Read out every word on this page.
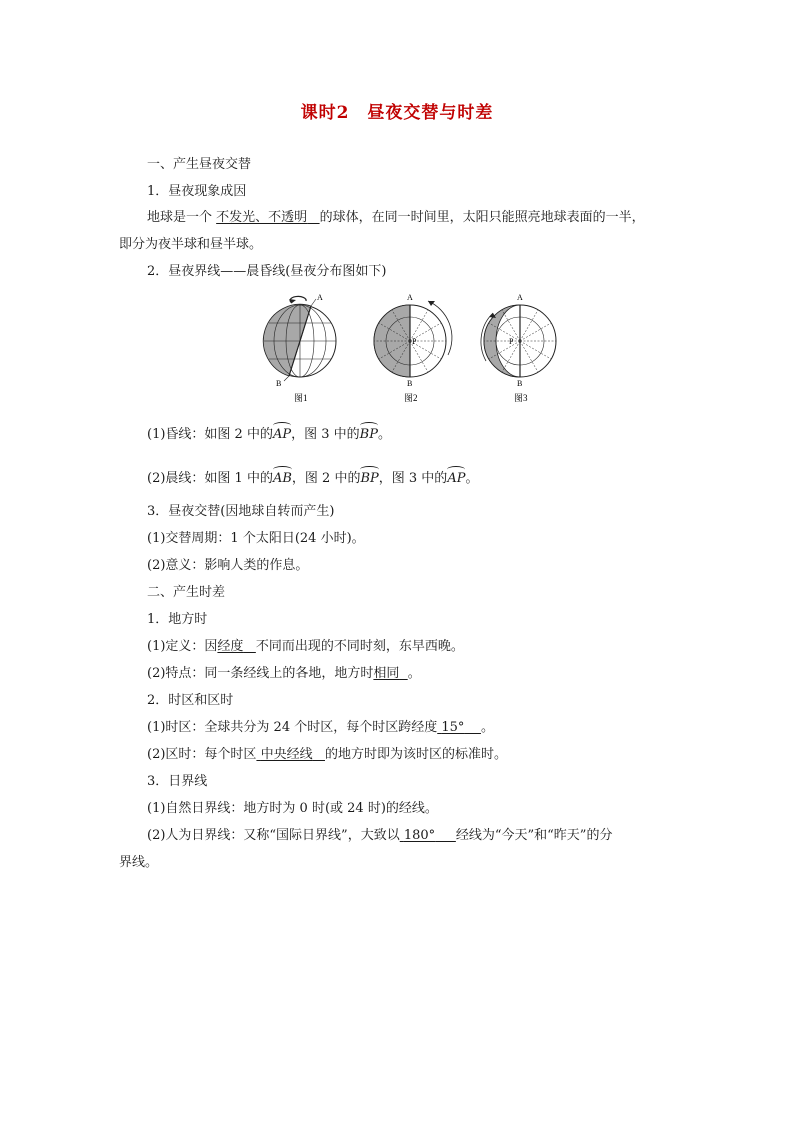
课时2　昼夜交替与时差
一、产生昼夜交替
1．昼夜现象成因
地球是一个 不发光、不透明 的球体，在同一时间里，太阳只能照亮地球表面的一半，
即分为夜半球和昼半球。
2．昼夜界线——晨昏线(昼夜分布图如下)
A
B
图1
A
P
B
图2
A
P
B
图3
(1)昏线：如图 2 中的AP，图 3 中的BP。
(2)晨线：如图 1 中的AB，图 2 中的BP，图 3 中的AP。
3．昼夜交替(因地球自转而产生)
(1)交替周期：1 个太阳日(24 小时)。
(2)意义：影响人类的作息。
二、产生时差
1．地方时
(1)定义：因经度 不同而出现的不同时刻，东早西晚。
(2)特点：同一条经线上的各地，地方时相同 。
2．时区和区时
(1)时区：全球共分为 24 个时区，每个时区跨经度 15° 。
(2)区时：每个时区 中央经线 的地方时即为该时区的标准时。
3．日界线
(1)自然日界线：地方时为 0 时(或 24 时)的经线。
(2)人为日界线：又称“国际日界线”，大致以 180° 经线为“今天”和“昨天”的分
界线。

......

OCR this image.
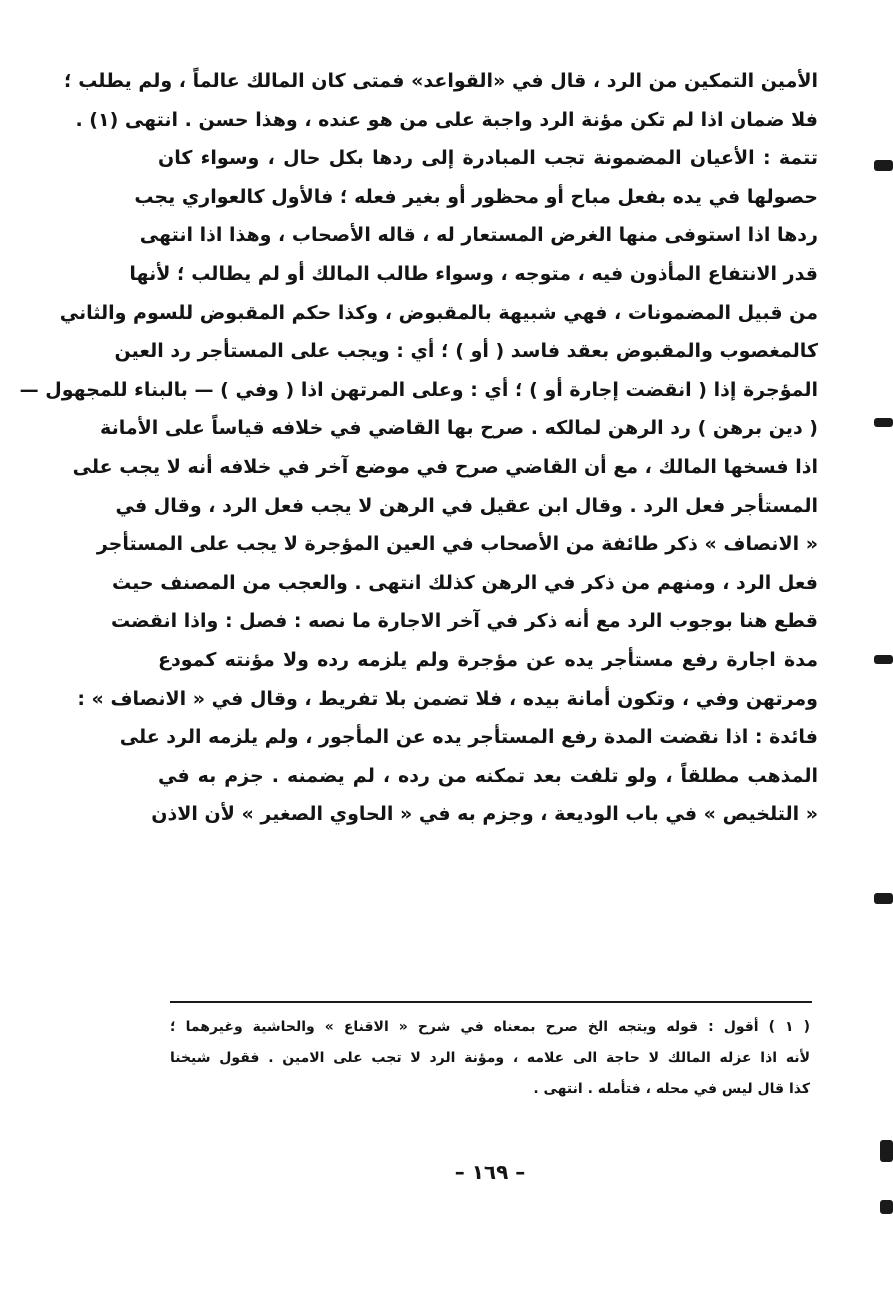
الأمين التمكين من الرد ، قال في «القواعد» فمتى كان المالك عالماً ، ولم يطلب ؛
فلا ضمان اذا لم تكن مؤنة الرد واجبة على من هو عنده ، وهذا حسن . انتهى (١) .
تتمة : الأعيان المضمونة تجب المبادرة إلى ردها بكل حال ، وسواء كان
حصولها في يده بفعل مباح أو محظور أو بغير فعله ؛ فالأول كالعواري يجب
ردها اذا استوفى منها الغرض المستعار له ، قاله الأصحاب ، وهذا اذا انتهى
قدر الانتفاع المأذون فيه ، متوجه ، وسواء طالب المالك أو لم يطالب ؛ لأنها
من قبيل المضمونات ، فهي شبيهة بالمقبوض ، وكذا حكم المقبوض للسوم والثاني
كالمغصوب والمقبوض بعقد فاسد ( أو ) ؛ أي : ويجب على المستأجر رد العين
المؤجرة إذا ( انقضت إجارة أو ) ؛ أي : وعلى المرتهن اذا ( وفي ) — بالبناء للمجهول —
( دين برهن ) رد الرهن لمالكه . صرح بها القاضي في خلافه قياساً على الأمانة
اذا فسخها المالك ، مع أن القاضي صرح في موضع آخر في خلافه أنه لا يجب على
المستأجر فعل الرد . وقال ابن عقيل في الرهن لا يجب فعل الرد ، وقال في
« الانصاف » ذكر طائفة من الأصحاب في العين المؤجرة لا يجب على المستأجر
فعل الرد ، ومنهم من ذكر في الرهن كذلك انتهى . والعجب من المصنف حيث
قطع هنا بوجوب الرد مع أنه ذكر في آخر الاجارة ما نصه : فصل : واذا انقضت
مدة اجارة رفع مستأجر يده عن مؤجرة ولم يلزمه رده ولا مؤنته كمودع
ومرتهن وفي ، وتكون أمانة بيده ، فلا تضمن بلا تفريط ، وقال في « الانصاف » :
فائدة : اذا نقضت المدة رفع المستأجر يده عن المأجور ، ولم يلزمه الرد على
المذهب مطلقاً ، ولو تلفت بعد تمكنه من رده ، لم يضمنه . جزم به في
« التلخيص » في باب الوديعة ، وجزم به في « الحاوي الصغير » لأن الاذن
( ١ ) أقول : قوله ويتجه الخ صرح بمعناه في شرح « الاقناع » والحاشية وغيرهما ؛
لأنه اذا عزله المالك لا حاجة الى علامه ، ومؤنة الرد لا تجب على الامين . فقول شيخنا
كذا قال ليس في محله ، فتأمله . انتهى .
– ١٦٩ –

......

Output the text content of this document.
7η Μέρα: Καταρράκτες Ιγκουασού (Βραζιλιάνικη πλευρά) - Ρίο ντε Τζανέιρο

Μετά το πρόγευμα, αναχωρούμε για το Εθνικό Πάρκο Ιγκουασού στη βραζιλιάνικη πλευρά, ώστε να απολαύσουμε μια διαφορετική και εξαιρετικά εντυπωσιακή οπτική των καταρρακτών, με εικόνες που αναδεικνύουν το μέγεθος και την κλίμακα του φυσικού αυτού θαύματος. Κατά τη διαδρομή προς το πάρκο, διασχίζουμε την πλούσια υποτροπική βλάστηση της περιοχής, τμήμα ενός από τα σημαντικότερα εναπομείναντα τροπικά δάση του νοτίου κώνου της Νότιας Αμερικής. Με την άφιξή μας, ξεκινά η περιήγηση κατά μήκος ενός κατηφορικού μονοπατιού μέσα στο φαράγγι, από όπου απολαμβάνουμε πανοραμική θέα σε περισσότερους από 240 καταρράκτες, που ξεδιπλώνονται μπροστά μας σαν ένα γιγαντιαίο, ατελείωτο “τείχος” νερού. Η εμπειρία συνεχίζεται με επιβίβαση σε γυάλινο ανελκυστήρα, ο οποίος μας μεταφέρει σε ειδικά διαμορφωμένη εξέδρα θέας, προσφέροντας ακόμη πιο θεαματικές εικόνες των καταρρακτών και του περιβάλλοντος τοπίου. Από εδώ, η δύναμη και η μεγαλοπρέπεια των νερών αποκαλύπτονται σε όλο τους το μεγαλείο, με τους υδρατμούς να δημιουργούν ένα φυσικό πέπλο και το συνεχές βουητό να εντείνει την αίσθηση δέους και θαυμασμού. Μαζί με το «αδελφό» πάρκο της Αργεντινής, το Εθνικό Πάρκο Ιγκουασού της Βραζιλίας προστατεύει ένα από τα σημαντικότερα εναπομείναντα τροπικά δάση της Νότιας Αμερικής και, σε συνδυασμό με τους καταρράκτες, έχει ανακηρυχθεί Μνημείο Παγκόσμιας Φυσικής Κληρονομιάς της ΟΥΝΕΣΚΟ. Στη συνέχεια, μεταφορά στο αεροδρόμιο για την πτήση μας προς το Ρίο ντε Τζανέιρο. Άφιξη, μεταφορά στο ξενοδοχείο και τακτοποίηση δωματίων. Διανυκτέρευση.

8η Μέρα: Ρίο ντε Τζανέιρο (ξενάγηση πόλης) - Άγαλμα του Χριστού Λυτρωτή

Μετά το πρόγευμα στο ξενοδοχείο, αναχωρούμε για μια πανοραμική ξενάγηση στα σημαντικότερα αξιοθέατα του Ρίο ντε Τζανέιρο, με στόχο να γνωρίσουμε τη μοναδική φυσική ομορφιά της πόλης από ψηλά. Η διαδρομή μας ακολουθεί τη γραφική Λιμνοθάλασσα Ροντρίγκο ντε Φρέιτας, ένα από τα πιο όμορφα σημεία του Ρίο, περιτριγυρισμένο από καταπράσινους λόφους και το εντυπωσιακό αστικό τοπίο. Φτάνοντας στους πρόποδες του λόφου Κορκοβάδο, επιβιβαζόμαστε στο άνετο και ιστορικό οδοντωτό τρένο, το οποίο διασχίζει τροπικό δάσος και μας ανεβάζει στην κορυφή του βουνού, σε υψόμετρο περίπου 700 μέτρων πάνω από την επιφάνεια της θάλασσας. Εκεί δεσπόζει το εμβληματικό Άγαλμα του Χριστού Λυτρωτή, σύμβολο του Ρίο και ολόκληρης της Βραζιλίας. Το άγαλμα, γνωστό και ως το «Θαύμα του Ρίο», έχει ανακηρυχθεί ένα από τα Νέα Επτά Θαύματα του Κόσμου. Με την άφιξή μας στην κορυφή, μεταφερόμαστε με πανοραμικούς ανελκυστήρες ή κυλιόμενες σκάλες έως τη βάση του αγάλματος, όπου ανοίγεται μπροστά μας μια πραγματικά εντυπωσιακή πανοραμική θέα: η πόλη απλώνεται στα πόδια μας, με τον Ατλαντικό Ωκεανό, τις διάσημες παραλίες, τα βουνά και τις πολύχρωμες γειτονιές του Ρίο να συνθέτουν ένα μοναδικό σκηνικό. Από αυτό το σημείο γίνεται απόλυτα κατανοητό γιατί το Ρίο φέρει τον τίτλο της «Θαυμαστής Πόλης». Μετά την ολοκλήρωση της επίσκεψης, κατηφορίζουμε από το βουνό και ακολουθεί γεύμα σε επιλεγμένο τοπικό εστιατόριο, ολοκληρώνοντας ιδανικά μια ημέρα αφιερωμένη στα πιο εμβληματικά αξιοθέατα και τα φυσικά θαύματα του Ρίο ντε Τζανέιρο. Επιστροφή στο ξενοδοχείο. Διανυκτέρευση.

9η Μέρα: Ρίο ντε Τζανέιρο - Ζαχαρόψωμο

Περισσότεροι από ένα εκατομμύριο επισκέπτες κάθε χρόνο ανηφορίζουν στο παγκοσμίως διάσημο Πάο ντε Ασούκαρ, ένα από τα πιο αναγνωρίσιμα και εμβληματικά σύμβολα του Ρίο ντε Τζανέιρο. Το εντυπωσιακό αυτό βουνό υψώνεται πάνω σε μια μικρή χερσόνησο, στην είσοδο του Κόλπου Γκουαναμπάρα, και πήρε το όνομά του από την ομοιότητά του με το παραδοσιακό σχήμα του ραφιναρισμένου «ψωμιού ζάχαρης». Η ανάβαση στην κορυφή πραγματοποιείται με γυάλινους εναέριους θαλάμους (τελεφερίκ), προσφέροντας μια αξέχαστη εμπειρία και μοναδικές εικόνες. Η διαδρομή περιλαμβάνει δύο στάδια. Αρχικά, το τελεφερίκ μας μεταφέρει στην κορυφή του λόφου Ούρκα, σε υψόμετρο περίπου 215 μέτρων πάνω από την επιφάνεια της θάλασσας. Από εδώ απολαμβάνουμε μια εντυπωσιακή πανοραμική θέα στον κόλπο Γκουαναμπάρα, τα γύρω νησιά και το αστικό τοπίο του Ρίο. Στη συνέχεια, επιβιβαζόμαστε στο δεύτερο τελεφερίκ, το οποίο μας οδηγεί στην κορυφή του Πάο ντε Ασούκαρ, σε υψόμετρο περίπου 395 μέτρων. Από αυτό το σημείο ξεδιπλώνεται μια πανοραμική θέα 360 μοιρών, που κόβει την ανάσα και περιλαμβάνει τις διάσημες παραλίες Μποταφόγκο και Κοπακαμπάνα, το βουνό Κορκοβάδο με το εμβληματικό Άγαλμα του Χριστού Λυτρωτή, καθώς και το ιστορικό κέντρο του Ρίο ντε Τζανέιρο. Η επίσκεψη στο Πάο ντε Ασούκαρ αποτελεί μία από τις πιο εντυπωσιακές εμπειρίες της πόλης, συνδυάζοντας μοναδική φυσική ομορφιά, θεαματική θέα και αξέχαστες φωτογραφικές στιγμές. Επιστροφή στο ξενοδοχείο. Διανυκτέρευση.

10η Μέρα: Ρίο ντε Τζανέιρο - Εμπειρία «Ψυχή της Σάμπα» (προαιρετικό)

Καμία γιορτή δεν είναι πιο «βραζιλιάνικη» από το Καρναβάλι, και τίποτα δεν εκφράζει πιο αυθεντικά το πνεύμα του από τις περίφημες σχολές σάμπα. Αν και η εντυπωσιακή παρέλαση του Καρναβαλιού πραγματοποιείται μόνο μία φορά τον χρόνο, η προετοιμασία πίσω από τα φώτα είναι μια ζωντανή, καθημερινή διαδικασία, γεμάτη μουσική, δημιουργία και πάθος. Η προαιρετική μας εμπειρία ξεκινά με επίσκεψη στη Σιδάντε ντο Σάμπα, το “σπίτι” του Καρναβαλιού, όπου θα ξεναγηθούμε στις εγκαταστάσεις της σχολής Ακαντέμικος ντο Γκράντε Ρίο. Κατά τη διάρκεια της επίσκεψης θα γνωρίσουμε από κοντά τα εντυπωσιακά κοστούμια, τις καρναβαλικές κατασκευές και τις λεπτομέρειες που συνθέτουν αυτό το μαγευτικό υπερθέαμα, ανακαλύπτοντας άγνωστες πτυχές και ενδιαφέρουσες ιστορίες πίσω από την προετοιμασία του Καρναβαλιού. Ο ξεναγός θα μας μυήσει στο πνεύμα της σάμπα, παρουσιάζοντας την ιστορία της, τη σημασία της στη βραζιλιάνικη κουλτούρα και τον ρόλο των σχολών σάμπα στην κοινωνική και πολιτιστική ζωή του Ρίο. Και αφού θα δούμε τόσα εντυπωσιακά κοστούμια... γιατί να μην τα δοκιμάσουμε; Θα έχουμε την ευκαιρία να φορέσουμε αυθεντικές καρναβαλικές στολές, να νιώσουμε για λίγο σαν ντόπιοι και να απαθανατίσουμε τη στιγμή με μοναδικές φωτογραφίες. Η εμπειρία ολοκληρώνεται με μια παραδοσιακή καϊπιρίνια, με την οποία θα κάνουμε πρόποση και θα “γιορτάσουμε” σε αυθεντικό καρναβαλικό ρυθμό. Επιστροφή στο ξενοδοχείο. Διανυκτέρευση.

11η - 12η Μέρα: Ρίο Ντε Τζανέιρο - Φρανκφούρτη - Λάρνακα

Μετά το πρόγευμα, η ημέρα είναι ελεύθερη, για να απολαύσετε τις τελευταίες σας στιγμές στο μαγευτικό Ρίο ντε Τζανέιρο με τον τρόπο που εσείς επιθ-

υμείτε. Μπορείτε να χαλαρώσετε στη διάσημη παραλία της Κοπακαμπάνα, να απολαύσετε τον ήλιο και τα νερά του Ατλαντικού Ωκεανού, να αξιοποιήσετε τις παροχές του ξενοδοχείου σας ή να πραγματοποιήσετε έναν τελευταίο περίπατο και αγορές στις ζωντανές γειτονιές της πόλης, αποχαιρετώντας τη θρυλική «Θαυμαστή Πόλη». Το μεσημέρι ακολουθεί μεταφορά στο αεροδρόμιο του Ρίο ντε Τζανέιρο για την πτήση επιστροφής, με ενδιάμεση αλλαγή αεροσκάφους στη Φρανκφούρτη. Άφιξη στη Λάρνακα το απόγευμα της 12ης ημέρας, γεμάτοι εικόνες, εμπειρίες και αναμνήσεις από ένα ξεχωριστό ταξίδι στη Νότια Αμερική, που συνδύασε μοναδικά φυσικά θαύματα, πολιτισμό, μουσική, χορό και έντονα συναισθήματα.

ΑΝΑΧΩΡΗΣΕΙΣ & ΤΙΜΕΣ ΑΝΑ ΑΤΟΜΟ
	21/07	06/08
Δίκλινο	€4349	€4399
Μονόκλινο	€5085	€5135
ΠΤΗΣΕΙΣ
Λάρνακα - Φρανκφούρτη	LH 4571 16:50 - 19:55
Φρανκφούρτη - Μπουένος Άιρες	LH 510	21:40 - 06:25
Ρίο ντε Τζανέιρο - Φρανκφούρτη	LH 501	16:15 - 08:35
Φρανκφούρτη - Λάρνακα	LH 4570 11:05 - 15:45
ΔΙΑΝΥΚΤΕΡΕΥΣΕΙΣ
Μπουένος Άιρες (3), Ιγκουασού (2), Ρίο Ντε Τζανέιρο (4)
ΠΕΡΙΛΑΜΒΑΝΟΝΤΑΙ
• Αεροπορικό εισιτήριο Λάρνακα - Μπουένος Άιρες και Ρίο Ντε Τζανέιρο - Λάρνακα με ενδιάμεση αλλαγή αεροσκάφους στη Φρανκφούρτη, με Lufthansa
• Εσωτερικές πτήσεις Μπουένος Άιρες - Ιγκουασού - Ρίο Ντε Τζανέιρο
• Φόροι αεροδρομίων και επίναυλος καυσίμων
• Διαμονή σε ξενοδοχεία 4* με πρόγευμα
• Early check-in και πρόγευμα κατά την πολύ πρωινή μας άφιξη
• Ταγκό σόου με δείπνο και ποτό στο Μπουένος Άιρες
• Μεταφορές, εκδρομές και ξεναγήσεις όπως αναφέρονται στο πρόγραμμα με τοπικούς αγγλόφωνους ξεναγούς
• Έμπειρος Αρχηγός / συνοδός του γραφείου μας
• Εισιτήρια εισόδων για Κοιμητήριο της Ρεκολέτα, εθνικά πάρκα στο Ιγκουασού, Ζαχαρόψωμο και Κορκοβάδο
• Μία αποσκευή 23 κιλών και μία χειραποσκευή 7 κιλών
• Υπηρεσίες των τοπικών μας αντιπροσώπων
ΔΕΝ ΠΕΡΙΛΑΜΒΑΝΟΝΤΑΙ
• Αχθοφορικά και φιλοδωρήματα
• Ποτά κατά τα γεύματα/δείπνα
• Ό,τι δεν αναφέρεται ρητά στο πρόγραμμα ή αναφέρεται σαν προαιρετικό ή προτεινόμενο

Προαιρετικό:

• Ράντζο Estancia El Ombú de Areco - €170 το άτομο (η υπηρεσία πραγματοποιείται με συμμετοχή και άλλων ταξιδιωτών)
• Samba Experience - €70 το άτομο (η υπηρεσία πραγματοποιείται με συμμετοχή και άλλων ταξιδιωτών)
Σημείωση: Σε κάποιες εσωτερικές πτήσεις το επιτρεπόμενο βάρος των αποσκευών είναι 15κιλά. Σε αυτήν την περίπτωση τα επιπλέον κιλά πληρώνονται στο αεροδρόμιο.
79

......

Written problem:
How many lines in the records above contain the word "Ζαχαρόψωμο"? Reply with the number alone.

Solved problem:
2